CHALLENGE —
Retype the material below. Keep every word exactly as it is.

ENTRIES PROVIDED —
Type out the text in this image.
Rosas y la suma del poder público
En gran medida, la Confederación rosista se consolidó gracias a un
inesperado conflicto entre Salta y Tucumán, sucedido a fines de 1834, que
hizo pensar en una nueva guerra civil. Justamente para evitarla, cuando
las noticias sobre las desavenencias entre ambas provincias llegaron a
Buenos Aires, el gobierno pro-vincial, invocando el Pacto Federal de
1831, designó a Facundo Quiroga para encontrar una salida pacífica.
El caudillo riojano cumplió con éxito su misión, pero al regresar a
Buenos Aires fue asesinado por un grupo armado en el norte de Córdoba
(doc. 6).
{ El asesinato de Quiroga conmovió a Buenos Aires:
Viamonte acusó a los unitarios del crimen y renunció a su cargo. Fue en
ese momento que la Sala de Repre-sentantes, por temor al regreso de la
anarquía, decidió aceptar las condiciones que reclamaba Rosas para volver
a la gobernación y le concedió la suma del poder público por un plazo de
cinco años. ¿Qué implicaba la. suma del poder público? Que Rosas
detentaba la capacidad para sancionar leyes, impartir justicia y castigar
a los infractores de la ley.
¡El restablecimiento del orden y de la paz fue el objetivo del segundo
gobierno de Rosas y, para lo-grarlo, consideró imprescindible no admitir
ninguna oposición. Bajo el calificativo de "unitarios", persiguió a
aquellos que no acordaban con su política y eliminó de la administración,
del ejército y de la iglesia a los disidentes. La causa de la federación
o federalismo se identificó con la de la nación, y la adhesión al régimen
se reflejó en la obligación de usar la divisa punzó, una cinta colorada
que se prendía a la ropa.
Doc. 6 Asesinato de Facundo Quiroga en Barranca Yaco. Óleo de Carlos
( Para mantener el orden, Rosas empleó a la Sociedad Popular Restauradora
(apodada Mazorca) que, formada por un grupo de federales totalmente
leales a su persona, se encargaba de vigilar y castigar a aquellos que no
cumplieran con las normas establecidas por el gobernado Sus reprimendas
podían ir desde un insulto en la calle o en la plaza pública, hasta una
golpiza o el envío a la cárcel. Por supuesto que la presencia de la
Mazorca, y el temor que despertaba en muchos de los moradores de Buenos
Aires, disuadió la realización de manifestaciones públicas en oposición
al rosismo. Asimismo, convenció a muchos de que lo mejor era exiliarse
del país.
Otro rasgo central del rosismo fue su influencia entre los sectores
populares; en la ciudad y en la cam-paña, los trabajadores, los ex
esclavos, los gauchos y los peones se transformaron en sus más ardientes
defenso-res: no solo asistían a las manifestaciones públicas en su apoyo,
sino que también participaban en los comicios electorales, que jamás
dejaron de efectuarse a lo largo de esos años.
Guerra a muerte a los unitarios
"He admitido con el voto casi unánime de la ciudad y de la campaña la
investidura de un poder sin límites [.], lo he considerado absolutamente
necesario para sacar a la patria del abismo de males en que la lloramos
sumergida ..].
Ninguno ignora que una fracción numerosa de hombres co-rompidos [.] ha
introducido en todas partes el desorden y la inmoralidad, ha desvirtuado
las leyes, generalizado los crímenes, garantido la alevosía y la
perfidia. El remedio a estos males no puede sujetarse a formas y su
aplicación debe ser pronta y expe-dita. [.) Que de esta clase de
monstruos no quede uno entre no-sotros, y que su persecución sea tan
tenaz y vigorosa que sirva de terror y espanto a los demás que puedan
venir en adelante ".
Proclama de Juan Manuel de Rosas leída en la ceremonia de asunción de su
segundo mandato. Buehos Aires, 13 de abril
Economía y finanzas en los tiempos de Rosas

SOLUTION —
Type out the text in this image.
Rosas y la suma del poder público
En gran medida, la Confederación rosista se consolidó gracias a un
inesperado conflicto entre Salta y Tucumán, sucedido a fines de 1834, que
hizo pensar en una nueva guerra civil. Justamente para evitarla, cuando
las noticias sobre las desavenencias entre ambas provincias llegaron a
Buenos Aires, el gobierno pro-vincial, invocando el Pacto Federal de
1831, designó a Facundo Quiroga para encontrar una salida pacífica.
El caudillo riojano cumplió con éxito su misión, pero al regresar a
Buenos Aires fue asesinado por un grupo armado en el norte de Córdoba
(doc. 6).
{ El asesinato de Quiroga conmovió a Buenos Aires:
Viamonte acusó a los unitarios del crimen y renunció a su cargo. Fue en
ese momento que la Sala de Repre-sentantes, por temor al regreso de la
anarquía, decidió aceptar las condiciones que reclamaba Rosas para volver
a la gobernación y le concedió la suma del poder público por un plazo de
cinco años. ¿Qué implicaba la. suma del poder público? Que Rosas
detentaba la capacidad para sancionar leyes, impartir justicia y castigar
a los infractores de la ley.
¡El restablecimiento del orden y de la paz fue el objetivo del segundo
gobierno de Rosas y, para lo-grarlo, consideró imprescindible no admitir
ninguna oposición. Bajo el calificativo de "unitarios", persiguió a
aquellos que no acordaban con su política y eliminó de la administración,
del ejército y de la iglesia a los disidentes. La causa de la federación
o federalismo se identificó con la de la nación, y la adhesión al régimen
se reflejó en la obligación de usar la divisa punzó, una cinta colorada
que se prendía a la ropa.
Doc. 6 Asesinato de Facundo Quiroga en Barranca Yaco. Óleo de Carlos
( Para mantener el orden, Rosas empleó a la Sociedad Popular Restauradora
(apodada Mazorca) que, formada por un grupo de federales totalmente
leales a su persona, se encargaba de vigilar y castigar a aquellos que no
cumplieran con las normas establecidas por el gobernado Sus reprimendas
podían ir desde un insulto en la calle o en la plaza pública, hasta una
golpiza o el envío a la cárcel. Por supuesto que la presencia de la
Mazorca, y el temor que despertaba en muchos de los moradores de Buenos
Aires, disuadió la realización de manifestaciones públicas en oposición
al rosismo. Asimismo, convenció a muchos de que lo mejor era exiliarse
del país.
Otro rasgo central del rosismo fue su influencia entre los sectores
populares; en la ciudad y en la cam-paña, los trabajadores, los ex
esclavos, los gauchos y los peones se transformaron en sus más ardientes
defenso-res: no solo asistían a las manifestaciones públicas en su apoyo,
sino que también participaban en los comicios electorales, que jamás
dejaron de efectuarse a lo largo de esos años.
Guerra a muerte a los unitarios
"He admitido con el voto casi unánime de la ciudad y de la campaña la
investidura de un poder sin límites [.], lo he considerado absolutamente
necesario para sacar a la patria del abismo de males en que la lloramos
sumergida ..].
Ninguno ignora que una fracción numerosa de hombres co-rompidos [.] ha
introducido en todas partes el desorden y la inmoralidad, ha desvirtuado
las leyes, generalizado los crímenes, garantido la alevosía y la
perfidia. El remedio a estos males no puede sujetarse a formas y su
aplicación debe ser pronta y expe-dita. [.) Que de esta clase de
monstruos no quede uno entre no-sotros, y que su persecución sea tan
tenaz y vigorosa que sirva de terror y espanto a los demás que puedan
venir en adelante ".
Proclama de Juan Manuel de Rosas leída en la ceremonia de asunción de su
segundo mandato. Buehos Aires, 13 de abril
Economía y finanzas en los tiempos de Rosas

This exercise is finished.